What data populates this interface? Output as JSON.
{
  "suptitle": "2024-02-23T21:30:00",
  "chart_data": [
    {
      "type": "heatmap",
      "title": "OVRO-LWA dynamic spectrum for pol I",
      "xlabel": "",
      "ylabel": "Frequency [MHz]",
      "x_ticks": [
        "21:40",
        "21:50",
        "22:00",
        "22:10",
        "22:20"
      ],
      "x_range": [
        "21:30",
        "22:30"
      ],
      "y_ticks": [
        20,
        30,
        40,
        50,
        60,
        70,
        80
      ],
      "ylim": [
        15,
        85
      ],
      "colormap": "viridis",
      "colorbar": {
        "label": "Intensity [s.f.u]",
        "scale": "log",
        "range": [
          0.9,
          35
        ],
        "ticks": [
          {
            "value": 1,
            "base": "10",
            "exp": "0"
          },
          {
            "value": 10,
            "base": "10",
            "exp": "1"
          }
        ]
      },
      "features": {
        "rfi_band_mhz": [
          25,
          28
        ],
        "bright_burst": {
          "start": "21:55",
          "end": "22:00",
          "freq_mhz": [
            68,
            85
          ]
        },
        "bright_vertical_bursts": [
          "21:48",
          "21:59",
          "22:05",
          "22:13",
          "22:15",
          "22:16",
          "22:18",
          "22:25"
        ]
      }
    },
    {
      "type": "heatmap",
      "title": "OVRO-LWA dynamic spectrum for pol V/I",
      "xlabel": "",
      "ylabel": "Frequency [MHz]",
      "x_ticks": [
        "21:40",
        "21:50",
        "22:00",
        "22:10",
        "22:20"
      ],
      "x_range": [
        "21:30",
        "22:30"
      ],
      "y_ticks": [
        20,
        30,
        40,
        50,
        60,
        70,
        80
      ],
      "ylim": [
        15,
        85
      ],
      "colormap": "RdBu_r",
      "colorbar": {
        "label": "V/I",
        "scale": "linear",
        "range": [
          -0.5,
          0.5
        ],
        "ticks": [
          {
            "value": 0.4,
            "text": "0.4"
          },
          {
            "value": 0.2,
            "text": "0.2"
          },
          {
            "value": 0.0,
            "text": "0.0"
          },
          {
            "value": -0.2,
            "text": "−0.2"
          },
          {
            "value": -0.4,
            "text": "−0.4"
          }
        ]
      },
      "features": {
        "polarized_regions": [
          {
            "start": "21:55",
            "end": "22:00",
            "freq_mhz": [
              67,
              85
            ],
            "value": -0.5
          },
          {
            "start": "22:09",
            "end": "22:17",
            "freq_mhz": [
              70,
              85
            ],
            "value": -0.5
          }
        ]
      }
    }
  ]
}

● WHAT THE TASK ASKS
Transcribe each entry exactly.

● RIGHT ANSWER
What data populates this interface? Output as JSON.
{
  "suptitle": "2024-02-23T21:30:00",
  "chart_data": [
    {
      "type": "heatmap",
      "title": "OVRO-LWA dynamic spectrum for pol I",
      "xlabel": "",
      "ylabel": "Frequency [MHz]",
      "x_ticks": [
        "21:40",
        "21:50",
        "22:00",
        "22:10",
        "22:20"
      ],
      "x_range": [
        "21:30",
        "22:30"
      ],
      "y_ticks": [
        20,
        30,
        40,
        50,
        60,
        70,
        80
      ],
      "ylim": [
        15,
        85
      ],
      "colormap": "viridis",
      "colorbar": {
        "label": "Intensity [s.f.u]",
        "scale": "log",
        "range": [
          0.9,
          35
        ],
        "ticks": [
          {
            "value": 1,
            "base": "10",
            "exp": "0"
          },
          {
            "value": 10,
            "base": "10",
            "exp": "1"
          }
        ]
      },
      "features": {
        "rfi_band_mhz": [
          25,
          28
        ],
        "bright_burst": {
          "start": "21:55",
          "end": "22:00",
          "freq_mhz": [
            68,
            85
          ]
        },
        "bright_vertical_bursts": [
          "21:48",
          "21:59",
          "22:05",
          "22:13",
          "22:15",
          "22:16",
          "22:18",
          "22:25"
        ]
      }
    },
    {
      "type": "heatmap",
      "title": "OVRO-LWA dynamic spectrum for pol V/I",
      "xlabel": "",
      "ylabel": "Frequency [MHz]",
      "x_ticks": [
        "21:40",
        "21:50",
        "22:00",
        "22:10",
        "22:20"
      ],
      "x_range": [
        "21:30",
        "22:30"
      ],
      "y_ticks": [
        20,
        30,
        40,
        50,
        60,
        70,
        80
      ],
      "ylim": [
        15,
        85
      ],
      "colormap": "RdBu_r",
      "colorbar": {
        "label": "V/I",
        "scale": "linear",
        "range": [
          -0.5,
          0.5
        ],
        "ticks": [
          {
            "value": 0.4,
            "text": "0.4"
          },
          {
            "value": 0.2,
            "text": "0.2"
          },
          {
            "value": 0.0,
            "text": "0.0"
          },
          {
            "value": -0.2,
            "text": "−0.2"
          },
          {
            "value": -0.4,
            "text": "−0.4"
          }
        ]
      },
      "features": {
        "polarized_regions": [
          {
            "start": "21:55",
            "end": "22:00",
            "freq_mhz": [
              67,
              85
            ],
            "value": -0.5
          },
          {
            "start": "22:09",
            "end": "22:17",
            "freq_mhz": [
              70,
              85
            ],
            "value": -0.5
          }
        ]
      }
    }
  ]
}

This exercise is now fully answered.